What to produce:
Copy out every record precisely.

Extracted records:
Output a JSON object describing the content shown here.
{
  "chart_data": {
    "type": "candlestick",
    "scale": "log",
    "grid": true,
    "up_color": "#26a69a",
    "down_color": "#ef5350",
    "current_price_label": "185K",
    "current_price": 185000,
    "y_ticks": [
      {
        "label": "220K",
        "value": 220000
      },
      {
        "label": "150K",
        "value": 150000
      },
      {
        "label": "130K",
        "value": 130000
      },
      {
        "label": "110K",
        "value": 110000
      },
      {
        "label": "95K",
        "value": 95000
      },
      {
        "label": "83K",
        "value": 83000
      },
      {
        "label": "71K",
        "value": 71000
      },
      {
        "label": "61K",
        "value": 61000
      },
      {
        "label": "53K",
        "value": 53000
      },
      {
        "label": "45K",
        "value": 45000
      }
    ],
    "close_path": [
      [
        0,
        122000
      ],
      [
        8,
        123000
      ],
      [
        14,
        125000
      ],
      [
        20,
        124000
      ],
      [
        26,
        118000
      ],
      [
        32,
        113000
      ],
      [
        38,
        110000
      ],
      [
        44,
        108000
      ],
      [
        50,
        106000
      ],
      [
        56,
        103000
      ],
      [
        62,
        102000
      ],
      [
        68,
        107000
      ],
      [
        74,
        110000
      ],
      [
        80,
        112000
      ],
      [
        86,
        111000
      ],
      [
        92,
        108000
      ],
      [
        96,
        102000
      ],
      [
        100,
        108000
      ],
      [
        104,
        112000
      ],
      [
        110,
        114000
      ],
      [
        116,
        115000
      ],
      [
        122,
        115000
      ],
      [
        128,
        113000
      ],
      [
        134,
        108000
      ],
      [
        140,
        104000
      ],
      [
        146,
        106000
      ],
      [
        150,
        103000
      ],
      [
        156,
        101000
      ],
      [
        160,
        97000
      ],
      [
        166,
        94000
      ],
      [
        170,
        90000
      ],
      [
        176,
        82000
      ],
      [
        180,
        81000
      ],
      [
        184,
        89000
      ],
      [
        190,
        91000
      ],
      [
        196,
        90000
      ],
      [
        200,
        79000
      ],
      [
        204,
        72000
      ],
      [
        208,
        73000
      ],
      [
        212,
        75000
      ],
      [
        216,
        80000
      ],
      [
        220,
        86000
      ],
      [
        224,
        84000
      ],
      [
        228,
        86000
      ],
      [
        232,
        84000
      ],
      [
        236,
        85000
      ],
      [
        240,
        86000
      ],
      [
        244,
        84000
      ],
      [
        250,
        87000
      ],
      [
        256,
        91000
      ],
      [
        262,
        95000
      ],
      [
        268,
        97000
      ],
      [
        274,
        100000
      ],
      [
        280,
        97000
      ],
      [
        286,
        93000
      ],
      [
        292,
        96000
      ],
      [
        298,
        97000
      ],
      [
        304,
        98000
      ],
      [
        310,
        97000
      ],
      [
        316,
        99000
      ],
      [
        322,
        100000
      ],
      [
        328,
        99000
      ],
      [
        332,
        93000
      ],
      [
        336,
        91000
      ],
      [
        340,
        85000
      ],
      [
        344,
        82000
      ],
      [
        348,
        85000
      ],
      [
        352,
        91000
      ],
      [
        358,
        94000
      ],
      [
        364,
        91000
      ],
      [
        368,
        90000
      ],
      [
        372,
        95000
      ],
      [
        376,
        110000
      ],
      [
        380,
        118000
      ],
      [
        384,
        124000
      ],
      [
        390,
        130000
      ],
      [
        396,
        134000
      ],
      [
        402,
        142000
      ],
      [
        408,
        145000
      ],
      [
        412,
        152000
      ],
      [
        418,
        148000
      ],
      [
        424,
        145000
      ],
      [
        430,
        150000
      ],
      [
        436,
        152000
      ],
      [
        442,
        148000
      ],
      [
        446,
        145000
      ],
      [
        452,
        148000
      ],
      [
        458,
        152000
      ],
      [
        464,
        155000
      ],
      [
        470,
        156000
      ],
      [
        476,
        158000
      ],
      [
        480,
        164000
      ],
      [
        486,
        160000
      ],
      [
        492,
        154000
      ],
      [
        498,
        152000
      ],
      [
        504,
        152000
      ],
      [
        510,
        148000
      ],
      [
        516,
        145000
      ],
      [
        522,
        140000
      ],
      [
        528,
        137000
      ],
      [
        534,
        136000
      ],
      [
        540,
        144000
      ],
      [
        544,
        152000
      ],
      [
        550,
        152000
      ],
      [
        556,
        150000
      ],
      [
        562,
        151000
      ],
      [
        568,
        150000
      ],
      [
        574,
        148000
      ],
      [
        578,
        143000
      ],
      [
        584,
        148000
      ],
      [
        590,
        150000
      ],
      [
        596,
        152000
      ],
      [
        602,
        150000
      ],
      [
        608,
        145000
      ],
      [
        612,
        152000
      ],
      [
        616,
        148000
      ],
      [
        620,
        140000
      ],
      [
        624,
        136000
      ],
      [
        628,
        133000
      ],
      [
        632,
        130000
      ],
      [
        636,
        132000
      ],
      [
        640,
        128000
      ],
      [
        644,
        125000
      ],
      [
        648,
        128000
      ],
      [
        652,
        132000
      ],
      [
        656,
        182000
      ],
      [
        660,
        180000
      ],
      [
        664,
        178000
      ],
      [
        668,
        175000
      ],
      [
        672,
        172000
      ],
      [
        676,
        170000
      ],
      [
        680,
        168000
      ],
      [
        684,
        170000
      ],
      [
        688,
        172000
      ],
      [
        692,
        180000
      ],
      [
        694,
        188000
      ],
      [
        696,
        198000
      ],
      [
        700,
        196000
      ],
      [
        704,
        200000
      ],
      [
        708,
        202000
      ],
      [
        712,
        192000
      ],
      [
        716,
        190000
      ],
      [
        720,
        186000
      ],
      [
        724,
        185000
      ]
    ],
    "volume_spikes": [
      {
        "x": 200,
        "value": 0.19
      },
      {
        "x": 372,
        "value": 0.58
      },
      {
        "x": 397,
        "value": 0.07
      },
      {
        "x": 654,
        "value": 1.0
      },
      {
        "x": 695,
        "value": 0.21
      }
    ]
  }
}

The reply:
Output a JSON object describing the content shown here.
{
  "chart_data": {
    "type": "candlestick",
    "scale": "log",
    "grid": true,
    "up_color": "#26a69a",
    "down_color": "#ef5350",
    "current_price_label": "185K",
    "current_price": 185000,
    "y_ticks": [
      {
        "label": "220K",
        "value": 220000
      },
      {
        "label": "150K",
        "value": 150000
      },
      {
        "label": "130K",
        "value": 130000
      },
      {
        "label": "110K",
        "value": 110000
      },
      {
        "label": "95K",
        "value": 95000
      },
      {
        "label": "83K",
        "value": 83000
      },
      {
        "label": "71K",
        "value": 71000
      },
      {
        "label": "61K",
        "value": 61000
      },
      {
        "label": "53K",
        "value": 53000
      },
      {
        "label": "45K",
        "value": 45000
      }
    ],
    "close_path": [
      [
        0,
        122000
      ],
      [
        8,
        123000
      ],
      [
        14,
        125000
      ],
      [
        20,
        124000
      ],
      [
        26,
        118000
      ],
      [
        32,
        113000
      ],
      [
        38,
        110000
      ],
      [
        44,
        108000
      ],
      [
        50,
        106000
      ],
      [
        56,
        103000
      ],
      [
        62,
        102000
      ],
      [
        68,
        107000
      ],
      [
        74,
        110000
      ],
      [
        80,
        112000
      ],
      [
        86,
        111000
      ],
      [
        92,
        108000
      ],
      [
        96,
        102000
      ],
      [
        100,
        108000
      ],
      [
        104,
        112000
      ],
      [
        110,
        114000
      ],
      [
        116,
        115000
      ],
      [
        122,
        115000
      ],
      [
        128,
        113000
      ],
      [
        134,
        108000
      ],
      [
        140,
        104000
      ],
      [
        146,
        106000
      ],
      [
        150,
        103000
      ],
      [
        156,
        101000
      ],
      [
        160,
        97000
      ],
      [
        166,
        94000
      ],
      [
        170,
        90000
      ],
      [
        176,
        82000
      ],
      [
        180,
        81000
      ],
      [
        184,
        89000
      ],
      [
        190,
        91000
      ],
      [
        196,
        90000
      ],
      [
        200,
        79000
      ],
      [
        204,
        72000
      ],
      [
        208,
        73000
      ],
      [
        212,
        75000
      ],
      [
        216,
        80000
      ],
      [
        220,
        86000
      ],
      [
        224,
        84000
      ],
      [
        228,
        86000
      ],
      [
        232,
        84000
      ],
      [
        236,
        85000
      ],
      [
        240,
        86000
      ],
      [
        244,
        84000
      ],
      [
        250,
        87000
      ],
      [
        256,
        91000
      ],
      [
        262,
        95000
      ],
      [
        268,
        97000
      ],
      [
        274,
        100000
      ],
      [
        280,
        97000
      ],
      [
        286,
        93000
      ],
      [
        292,
        96000
      ],
      [
        298,
        97000
      ],
      [
        304,
        98000
      ],
      [
        310,
        97000
      ],
      [
        316,
        99000
      ],
      [
        322,
        100000
      ],
      [
        328,
        99000
      ],
      [
        332,
        93000
      ],
      [
        336,
        91000
      ],
      [
        340,
        85000
      ],
      [
        344,
        82000
      ],
      [
        348,
        85000
      ],
      [
        352,
        91000
      ],
      [
        358,
        94000
      ],
      [
        364,
        91000
      ],
      [
        368,
        90000
      ],
      [
        372,
        95000
      ],
      [
        376,
        110000
      ],
      [
        380,
        118000
      ],
      [
        384,
        124000
      ],
      [
        390,
        130000
      ],
      [
        396,
        134000
      ],
      [
        402,
        142000
      ],
      [
        408,
        145000
      ],
      [
        412,
        152000
      ],
      [
        418,
        148000
      ],
      [
        424,
        145000
      ],
      [
        430,
        150000
      ],
      [
        436,
        152000
      ],
      [
        442,
        148000
      ],
      [
        446,
        145000
      ],
      [
        452,
        148000
      ],
      [
        458,
        152000
      ],
      [
        464,
        155000
      ],
      [
        470,
        156000
      ],
      [
        476,
        158000
      ],
      [
        480,
        164000
      ],
      [
        486,
        160000
      ],
      [
        492,
        154000
      ],
      [
        498,
        152000
      ],
      [
        504,
        152000
      ],
      [
        510,
        148000
      ],
      [
        516,
        145000
      ],
      [
        522,
        140000
      ],
      [
        528,
        137000
      ],
      [
        534,
        136000
      ],
      [
        540,
        144000
      ],
      [
        544,
        152000
      ],
      [
        550,
        152000
      ],
      [
        556,
        150000
      ],
      [
        562,
        151000
      ],
      [
        568,
        150000
      ],
      [
        574,
        148000
      ],
      [
        578,
        143000
      ],
      [
        584,
        148000
      ],
      [
        590,
        150000
      ],
      [
        596,
        152000
      ],
      [
        602,
        150000
      ],
      [
        608,
        145000
      ],
      [
        612,
        152000
      ],
      [
        616,
        148000
      ],
      [
        620,
        140000
      ],
      [
        624,
        136000
      ],
      [
        628,
        133000
      ],
      [
        632,
        130000
      ],
      [
        636,
        132000
      ],
      [
        640,
        128000
      ],
      [
        644,
        125000
      ],
      [
        648,
        128000
      ],
      [
        652,
        132000
      ],
      [
        656,
        182000
      ],
      [
        660,
        180000
      ],
      [
        664,
        178000
      ],
      [
        668,
        175000
      ],
      [
        672,
        172000
      ],
      [
        676,
        170000
      ],
      [
        680,
        168000
      ],
      [
        684,
        170000
      ],
      [
        688,
        172000
      ],
      [
        692,
        180000
      ],
      [
        694,
        188000
      ],
      [
        696,
        198000
      ],
      [
        700,
        196000
      ],
      [
        704,
        200000
      ],
      [
        708,
        202000
      ],
      [
        712,
        192000
      ],
      [
        716,
        190000
      ],
      [
        720,
        186000
      ],
      [
        724,
        185000
      ]
    ],
    "volume_spikes": [
      {
        "x": 200,
        "value": 0.19
      },
      {
        "x": 372,
        "value": 0.58
      },
      {
        "x": 397,
        "value": 0.07
      },
      {
        "x": 654,
        "value": 1.0
      },
      {
        "x": 695,
        "value": 0.21
      }
    ]
  }
}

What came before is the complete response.